Take the entries below and reproduce them word for word.

• [Available data]:
__________________________________________________

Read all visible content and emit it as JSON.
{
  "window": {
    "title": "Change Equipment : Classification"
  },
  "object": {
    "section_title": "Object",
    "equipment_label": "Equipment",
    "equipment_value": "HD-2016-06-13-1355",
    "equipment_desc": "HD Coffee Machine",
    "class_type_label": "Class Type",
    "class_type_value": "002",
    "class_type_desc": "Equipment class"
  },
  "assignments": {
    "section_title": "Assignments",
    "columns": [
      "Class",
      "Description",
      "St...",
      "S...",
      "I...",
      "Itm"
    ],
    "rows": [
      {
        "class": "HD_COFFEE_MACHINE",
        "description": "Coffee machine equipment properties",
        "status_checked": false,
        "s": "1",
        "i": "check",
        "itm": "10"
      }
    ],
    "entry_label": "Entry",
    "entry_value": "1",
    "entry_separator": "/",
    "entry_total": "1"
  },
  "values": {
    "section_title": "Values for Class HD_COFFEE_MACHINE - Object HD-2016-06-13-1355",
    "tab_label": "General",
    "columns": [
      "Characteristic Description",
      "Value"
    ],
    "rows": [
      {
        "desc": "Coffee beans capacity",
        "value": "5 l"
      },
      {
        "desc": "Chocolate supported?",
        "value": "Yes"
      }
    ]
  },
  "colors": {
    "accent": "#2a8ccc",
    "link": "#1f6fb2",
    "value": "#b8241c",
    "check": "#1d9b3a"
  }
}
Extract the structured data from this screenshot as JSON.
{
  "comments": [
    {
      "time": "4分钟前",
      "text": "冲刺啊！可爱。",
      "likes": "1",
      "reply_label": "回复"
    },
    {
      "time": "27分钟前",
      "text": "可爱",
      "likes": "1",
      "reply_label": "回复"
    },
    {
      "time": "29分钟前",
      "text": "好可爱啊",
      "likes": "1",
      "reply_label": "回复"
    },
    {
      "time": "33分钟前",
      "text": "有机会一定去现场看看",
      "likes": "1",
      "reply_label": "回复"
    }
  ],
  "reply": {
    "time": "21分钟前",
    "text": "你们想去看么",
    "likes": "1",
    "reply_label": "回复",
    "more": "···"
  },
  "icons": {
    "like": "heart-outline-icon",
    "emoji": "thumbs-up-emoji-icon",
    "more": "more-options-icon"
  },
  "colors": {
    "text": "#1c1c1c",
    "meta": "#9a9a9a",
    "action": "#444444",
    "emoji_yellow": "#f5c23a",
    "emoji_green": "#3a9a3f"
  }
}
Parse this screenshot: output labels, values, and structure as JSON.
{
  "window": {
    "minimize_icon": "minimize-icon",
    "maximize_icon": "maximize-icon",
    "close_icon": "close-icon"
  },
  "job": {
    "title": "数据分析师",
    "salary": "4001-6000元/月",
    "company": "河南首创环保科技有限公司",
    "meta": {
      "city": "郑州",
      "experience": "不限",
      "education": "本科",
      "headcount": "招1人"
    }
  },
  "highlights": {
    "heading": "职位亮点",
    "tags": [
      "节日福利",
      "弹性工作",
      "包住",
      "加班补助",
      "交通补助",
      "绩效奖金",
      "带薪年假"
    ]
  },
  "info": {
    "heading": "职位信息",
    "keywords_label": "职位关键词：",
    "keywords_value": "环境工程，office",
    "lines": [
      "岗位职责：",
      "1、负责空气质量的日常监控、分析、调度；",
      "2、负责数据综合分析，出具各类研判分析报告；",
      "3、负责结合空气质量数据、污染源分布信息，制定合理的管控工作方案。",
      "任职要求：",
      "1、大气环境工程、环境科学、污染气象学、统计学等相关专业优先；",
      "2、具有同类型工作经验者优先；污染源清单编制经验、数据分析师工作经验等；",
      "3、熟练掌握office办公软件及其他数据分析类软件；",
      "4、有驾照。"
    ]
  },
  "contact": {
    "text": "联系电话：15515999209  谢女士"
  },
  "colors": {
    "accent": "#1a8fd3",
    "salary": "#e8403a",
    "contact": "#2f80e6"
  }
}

__________________________________________________

• [Exercise answer]:
Read all visible content and emit it as JSON.
{
  "window": {
    "title": "Change Equipment : Classification"
  },
  "object": {
    "section_title": "Object",
    "equipment_label": "Equipment",
    "equipment_value": "HD-2016-06-13-1355",
    "equipment_desc": "HD Coffee Machine",
    "class_type_label": "Class Type",
    "class_type_value": "002",
    "class_type_desc": "Equipment class"
  },
  "assignments": {
    "section_title": "Assignments",
    "columns": [
      "Class",
      "Description",
      "St...",
      "S...",
      "I...",
      "Itm"
    ],
    "rows": [
      {
        "class": "HD_COFFEE_MACHINE",
        "description": "Coffee machine equipment properties",
        "status_checked": false,
        "s": "1",
        "i": "check",
        "itm": "10"
      }
    ],
    "entry_label": "Entry",
    "entry_value": "1",
    "entry_separator": "/",
    "entry_total": "1"
  },
  "values": {
    "section_title": "Values for Class HD_COFFEE_MACHINE - Object HD-2016-06-13-1355",
    "tab_label": "General",
    "columns": [
      "Characteristic Description",
      "Value"
    ],
    "rows": [
      {
        "desc": "Coffee beans capacity",
        "value": "5 l"
      },
      {
        "desc": "Chocolate supported?",
        "value": "Yes"
      }
    ]
  },
  "colors": {
    "accent": "#2a8ccc",
    "link": "#1f6fb2",
    "value": "#b8241c",
    "check": "#1d9b3a"
  }
}
Extract the structured data from this screenshot as JSON.
{
  "comments": [
    {
      "time": "4分钟前",
      "text": "冲刺啊！可爱。",
      "likes": "1",
      "reply_label": "回复"
    },
    {
      "time": "27分钟前",
      "text": "可爱",
      "likes": "1",
      "reply_label": "回复"
    },
    {
      "time": "29分钟前",
      "text": "好可爱啊",
      "likes": "1",
      "reply_label": "回复"
    },
    {
      "time": "33分钟前",
      "text": "有机会一定去现场看看",
      "likes": "1",
      "reply_label": "回复"
    }
  ],
  "reply": {
    "time": "21分钟前",
    "text": "你们想去看么",
    "likes": "1",
    "reply_label": "回复",
    "more": "···"
  },
  "icons": {
    "like": "heart-outline-icon",
    "emoji": "thumbs-up-emoji-icon",
    "more": "more-options-icon"
  },
  "colors": {
    "text": "#1c1c1c",
    "meta": "#9a9a9a",
    "action": "#444444",
    "emoji_yellow": "#f5c23a",
    "emoji_green": "#3a9a3f"
  }
}
Parse this screenshot: output labels, values, and structure as JSON.
{
  "window": {
    "minimize_icon": "minimize-icon",
    "maximize_icon": "maximize-icon",
    "close_icon": "close-icon"
  },
  "job": {
    "title": "数据分析师",
    "salary": "4001-6000元/月",
    "company": "河南首创环保科技有限公司",
    "meta": {
      "city": "郑州",
      "experience": "不限",
      "education": "本科",
      "headcount": "招1人"
    }
  },
  "highlights": {
    "heading": "职位亮点",
    "tags": [
      "节日福利",
      "弹性工作",
      "包住",
      "加班补助",
      "交通补助",
      "绩效奖金",
      "带薪年假"
    ]
  },
  "info": {
    "heading": "职位信息",
    "keywords_label": "职位关键词：",
    "keywords_value": "环境工程，office",
    "lines": [
      "岗位职责：",
      "1、负责空气质量的日常监控、分析、调度；",
      "2、负责数据综合分析，出具各类研判分析报告；",
      "3、负责结合空气质量数据、污染源分布信息，制定合理的管控工作方案。",
      "任职要求：",
      "1、大气环境工程、环境科学、污染气象学、统计学等相关专业优先；",
      "2、具有同类型工作经验者优先；污染源清单编制经验、数据分析师工作经验等；",
      "3、熟练掌握office办公软件及其他数据分析类软件；",
      "4、有驾照。"
    ]
  },
  "contact": {
    "text": "联系电话：15515999209  谢女士"
  },
  "colors": {
    "accent": "#1a8fd3",
    "salary": "#e8403a",
    "contact": "#2f80e6"
  }
}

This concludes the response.